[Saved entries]
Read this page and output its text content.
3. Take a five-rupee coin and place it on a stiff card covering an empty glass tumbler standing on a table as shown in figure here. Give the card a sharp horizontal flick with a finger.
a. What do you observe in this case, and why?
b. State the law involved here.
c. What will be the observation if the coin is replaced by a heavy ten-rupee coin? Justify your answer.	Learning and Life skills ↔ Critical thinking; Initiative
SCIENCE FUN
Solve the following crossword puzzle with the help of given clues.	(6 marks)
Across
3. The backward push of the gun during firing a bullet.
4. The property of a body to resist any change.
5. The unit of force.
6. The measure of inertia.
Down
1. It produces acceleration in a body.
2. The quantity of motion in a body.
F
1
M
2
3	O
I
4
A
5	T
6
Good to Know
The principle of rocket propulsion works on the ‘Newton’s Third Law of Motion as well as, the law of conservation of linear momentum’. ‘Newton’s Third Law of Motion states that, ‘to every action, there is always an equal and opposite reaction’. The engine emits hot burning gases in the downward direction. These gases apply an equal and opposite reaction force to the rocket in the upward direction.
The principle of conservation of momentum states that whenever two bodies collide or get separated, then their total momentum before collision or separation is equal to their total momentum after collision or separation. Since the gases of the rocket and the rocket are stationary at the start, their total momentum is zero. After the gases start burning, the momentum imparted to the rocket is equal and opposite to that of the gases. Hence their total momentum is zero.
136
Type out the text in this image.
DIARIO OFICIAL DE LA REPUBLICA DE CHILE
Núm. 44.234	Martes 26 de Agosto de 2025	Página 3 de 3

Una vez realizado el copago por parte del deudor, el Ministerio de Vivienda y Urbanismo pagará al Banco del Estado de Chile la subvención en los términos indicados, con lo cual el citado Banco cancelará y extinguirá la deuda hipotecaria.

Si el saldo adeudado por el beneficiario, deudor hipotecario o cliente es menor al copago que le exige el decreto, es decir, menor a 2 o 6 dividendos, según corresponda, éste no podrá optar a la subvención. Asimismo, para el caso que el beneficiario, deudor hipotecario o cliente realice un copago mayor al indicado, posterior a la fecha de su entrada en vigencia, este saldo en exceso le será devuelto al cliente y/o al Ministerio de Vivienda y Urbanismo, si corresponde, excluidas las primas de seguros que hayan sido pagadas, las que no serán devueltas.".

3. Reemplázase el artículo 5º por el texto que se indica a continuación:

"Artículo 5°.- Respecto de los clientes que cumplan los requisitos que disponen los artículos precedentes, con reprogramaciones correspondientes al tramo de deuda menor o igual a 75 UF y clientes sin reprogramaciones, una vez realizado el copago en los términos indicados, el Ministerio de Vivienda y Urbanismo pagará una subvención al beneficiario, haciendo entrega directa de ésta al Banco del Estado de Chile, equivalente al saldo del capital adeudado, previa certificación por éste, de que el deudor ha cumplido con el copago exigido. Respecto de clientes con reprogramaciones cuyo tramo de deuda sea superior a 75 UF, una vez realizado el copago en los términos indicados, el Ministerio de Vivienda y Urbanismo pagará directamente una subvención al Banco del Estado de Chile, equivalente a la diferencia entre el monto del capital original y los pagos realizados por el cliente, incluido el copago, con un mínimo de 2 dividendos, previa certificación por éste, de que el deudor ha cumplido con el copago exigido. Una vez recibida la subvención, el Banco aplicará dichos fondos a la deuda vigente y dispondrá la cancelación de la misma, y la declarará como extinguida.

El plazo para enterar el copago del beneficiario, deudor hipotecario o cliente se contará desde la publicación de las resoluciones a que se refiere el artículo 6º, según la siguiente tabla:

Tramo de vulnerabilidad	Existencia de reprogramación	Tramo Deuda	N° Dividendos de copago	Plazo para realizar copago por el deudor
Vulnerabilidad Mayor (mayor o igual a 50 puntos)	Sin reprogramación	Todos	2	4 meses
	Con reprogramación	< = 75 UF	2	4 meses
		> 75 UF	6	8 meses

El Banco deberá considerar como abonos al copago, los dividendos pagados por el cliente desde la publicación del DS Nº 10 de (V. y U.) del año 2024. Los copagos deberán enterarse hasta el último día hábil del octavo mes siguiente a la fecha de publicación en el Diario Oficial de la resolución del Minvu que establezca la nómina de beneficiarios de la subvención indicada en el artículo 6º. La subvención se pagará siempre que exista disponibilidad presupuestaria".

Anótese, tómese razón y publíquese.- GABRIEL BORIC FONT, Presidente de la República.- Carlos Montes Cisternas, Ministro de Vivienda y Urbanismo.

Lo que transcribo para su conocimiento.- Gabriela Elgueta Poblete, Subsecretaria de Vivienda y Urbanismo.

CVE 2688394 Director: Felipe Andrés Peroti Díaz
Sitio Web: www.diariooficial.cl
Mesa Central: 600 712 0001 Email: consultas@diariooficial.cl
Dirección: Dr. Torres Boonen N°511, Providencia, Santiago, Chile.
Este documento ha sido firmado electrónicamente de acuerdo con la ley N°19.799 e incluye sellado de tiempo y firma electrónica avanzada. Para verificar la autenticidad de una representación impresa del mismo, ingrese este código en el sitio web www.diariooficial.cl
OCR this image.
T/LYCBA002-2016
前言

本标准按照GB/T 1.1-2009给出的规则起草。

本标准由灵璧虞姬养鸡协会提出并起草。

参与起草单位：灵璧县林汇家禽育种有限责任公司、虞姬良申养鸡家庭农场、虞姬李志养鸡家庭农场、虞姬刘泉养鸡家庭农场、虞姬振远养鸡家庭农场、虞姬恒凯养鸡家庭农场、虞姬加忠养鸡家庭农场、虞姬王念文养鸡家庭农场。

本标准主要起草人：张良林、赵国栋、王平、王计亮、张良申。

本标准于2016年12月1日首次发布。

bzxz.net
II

> Instruction: Find the lines above holding the word "image" and show them.

> Written response:
Type out the text in this image.
OCR this image.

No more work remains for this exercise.